Written exercise:
Return the lines below word for word, beginning with the first one and ending with the line that contains "close-icon[interactable]: ✕ (522, 82, 533, 97)", including that line.

### Provided entries ###

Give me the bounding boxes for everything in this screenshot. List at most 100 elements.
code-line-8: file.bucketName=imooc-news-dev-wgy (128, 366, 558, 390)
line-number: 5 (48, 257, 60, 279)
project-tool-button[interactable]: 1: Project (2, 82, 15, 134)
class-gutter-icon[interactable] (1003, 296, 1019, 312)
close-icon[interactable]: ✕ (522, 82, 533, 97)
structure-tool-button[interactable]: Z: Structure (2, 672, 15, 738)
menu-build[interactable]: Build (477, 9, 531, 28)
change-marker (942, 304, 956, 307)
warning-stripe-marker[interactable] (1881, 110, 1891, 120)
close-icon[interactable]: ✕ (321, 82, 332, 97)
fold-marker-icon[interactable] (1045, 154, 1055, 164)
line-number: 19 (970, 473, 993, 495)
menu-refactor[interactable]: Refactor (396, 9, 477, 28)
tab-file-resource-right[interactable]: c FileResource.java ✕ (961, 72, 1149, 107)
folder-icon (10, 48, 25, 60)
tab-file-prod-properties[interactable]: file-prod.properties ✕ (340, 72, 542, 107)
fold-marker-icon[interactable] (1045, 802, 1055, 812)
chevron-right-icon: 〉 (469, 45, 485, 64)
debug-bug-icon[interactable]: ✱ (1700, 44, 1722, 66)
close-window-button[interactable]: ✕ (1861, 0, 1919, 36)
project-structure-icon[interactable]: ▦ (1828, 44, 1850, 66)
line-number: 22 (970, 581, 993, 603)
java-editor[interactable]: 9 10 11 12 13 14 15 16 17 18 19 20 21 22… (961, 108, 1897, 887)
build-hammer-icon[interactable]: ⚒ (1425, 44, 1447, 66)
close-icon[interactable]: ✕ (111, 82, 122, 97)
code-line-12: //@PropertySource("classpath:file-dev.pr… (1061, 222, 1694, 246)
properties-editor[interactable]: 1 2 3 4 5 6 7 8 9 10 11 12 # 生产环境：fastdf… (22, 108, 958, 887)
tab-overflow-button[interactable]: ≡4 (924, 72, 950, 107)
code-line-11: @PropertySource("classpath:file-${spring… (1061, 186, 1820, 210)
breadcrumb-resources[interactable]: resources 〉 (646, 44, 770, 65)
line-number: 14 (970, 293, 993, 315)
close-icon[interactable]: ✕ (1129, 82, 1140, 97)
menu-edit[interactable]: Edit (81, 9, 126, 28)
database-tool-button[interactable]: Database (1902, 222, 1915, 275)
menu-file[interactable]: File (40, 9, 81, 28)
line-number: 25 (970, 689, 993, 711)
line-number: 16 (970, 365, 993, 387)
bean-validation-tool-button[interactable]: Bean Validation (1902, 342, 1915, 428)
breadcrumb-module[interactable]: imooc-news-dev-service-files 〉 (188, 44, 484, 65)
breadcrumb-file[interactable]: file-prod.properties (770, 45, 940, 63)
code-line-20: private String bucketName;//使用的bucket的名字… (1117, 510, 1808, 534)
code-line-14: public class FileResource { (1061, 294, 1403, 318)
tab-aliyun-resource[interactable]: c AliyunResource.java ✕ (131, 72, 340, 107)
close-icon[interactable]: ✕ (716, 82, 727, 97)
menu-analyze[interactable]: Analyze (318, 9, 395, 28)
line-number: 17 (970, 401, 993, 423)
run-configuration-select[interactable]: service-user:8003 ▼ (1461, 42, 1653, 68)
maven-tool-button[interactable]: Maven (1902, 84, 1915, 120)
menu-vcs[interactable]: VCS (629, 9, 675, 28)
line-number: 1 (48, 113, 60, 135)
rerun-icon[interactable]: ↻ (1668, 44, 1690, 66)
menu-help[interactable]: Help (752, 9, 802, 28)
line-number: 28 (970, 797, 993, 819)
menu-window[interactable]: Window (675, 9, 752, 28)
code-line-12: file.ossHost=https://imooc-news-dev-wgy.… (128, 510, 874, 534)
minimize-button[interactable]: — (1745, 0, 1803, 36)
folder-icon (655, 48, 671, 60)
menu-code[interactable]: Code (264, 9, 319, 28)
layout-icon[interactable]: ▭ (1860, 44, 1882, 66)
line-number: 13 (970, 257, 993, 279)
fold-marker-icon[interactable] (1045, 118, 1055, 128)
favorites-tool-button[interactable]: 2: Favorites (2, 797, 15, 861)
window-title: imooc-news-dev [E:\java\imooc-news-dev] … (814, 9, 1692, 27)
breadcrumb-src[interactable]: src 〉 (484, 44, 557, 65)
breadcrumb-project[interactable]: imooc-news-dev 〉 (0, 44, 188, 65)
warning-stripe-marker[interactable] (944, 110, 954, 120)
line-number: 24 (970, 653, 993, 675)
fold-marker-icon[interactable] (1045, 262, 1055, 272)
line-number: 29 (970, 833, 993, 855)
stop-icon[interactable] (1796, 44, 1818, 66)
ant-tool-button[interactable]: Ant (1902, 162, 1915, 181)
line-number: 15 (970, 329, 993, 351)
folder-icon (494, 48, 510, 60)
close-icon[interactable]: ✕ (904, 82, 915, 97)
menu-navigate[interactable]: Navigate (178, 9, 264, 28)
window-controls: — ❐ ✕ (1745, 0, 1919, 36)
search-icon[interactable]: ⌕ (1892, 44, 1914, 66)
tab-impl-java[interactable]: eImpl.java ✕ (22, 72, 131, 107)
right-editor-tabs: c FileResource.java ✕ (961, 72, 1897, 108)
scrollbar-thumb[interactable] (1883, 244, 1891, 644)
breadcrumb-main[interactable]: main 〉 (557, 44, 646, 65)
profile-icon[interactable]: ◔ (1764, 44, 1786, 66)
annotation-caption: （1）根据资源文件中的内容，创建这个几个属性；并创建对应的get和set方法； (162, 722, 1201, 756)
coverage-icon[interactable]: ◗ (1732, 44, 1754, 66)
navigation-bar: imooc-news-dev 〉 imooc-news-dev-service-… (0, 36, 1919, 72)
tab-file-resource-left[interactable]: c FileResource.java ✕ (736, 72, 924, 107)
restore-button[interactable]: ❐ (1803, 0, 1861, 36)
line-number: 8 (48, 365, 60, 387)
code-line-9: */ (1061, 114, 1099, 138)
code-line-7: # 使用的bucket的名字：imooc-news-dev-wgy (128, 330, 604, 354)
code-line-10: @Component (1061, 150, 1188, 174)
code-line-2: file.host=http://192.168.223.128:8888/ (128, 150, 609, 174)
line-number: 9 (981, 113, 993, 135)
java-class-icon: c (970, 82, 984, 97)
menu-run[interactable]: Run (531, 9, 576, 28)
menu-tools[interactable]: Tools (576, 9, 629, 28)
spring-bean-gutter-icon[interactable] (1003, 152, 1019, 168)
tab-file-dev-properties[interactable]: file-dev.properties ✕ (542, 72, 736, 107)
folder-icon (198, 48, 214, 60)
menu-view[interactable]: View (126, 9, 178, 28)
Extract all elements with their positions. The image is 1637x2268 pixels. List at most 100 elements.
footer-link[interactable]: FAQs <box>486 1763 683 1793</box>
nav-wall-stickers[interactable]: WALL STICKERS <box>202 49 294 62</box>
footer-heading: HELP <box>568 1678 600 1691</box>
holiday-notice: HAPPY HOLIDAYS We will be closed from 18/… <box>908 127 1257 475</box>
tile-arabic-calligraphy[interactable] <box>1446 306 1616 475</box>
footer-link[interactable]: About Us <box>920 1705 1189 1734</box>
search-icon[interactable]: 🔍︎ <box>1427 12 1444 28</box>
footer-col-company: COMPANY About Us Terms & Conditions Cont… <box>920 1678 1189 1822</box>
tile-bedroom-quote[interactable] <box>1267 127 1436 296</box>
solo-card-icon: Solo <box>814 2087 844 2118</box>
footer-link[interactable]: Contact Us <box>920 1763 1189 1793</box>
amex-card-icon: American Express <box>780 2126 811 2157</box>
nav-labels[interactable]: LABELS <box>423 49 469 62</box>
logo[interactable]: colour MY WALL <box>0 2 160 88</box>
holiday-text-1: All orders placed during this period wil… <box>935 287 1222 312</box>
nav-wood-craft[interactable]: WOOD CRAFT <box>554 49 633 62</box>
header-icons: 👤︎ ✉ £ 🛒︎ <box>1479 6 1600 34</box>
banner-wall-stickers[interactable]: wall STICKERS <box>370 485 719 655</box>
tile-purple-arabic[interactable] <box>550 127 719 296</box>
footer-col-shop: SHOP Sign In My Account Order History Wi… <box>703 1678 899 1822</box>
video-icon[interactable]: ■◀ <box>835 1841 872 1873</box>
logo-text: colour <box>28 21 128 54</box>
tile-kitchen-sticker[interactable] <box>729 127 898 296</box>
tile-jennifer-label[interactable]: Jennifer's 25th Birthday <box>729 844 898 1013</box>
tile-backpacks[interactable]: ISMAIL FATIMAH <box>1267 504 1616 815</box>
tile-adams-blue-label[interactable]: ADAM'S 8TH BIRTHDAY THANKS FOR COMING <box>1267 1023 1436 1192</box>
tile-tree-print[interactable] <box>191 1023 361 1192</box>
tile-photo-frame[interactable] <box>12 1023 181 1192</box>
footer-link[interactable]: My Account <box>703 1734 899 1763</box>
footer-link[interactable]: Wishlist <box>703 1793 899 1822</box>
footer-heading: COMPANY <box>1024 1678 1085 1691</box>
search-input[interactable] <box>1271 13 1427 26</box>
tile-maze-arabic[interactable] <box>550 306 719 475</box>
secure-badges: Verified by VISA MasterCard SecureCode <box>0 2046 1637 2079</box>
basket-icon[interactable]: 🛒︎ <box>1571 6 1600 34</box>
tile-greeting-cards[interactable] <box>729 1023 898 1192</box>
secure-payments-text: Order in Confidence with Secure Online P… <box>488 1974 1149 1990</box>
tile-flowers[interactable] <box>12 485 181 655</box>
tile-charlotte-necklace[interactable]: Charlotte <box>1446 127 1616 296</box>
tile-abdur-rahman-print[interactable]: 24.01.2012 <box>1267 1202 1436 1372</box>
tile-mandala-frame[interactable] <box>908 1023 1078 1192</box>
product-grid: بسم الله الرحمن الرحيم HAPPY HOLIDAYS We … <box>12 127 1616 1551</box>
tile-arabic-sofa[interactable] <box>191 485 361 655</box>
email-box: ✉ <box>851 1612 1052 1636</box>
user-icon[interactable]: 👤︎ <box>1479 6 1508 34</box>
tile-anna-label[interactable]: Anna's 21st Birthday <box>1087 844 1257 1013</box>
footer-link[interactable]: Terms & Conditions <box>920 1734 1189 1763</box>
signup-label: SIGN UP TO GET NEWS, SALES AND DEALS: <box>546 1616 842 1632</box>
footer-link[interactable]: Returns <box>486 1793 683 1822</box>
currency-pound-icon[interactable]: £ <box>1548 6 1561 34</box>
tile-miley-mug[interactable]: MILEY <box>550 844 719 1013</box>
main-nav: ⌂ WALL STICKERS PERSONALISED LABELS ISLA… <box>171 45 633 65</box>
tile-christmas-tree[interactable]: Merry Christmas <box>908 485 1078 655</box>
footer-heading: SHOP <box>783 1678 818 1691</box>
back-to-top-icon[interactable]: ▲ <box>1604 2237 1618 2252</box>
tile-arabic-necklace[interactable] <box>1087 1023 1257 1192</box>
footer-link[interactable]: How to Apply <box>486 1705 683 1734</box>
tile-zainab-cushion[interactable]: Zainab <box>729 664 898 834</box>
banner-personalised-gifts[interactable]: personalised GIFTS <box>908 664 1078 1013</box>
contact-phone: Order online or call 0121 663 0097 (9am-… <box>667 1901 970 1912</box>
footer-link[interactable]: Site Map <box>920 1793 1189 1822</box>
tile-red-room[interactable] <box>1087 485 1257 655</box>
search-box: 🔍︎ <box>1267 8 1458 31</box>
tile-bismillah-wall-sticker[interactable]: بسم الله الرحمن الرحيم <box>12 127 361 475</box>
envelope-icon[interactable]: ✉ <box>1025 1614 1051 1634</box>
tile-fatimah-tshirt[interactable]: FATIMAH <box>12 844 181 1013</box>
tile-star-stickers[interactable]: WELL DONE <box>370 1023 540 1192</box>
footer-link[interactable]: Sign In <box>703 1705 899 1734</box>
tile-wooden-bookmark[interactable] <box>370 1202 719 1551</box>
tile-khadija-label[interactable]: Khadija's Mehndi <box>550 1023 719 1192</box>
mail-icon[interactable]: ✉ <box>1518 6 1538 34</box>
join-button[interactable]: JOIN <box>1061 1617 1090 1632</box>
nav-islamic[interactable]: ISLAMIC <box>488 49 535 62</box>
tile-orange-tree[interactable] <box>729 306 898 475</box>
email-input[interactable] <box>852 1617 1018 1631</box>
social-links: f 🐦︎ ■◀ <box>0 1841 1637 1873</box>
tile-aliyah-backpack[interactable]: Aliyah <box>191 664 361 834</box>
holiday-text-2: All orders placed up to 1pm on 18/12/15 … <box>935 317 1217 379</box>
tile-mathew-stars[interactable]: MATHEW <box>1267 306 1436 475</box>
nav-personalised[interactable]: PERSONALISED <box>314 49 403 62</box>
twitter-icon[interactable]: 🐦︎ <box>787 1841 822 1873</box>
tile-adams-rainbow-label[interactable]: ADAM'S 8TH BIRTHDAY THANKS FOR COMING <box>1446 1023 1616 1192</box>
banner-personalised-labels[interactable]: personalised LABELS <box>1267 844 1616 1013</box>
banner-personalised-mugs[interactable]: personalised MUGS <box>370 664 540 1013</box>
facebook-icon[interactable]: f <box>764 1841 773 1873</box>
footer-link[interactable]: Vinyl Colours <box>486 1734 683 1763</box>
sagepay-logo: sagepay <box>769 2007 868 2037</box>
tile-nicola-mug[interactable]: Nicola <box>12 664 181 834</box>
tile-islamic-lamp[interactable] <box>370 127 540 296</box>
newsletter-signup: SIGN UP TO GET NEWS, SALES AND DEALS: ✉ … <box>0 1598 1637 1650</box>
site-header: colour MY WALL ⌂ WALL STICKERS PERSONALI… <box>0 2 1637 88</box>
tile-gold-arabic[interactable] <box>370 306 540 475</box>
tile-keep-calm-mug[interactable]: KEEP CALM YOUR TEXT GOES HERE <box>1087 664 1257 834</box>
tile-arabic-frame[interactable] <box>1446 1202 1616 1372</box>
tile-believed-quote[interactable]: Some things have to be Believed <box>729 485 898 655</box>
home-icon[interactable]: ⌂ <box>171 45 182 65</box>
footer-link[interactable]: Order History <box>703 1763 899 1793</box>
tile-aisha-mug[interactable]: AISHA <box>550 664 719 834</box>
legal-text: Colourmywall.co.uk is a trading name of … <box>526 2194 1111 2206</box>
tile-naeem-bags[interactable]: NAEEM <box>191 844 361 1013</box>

###

Problem solution:
Give me the bounding boxes for everything in this screenshot. List at most 100 elements.
code-line-8: file.bucketName=imooc-news-dev-wgy (128, 366, 558, 390)
line-number: 5 (48, 257, 60, 279)
project-tool-button[interactable]: 1: Project (2, 82, 15, 134)
class-gutter-icon[interactable] (1003, 296, 1019, 312)
close-icon[interactable]: ✕ (522, 82, 533, 97)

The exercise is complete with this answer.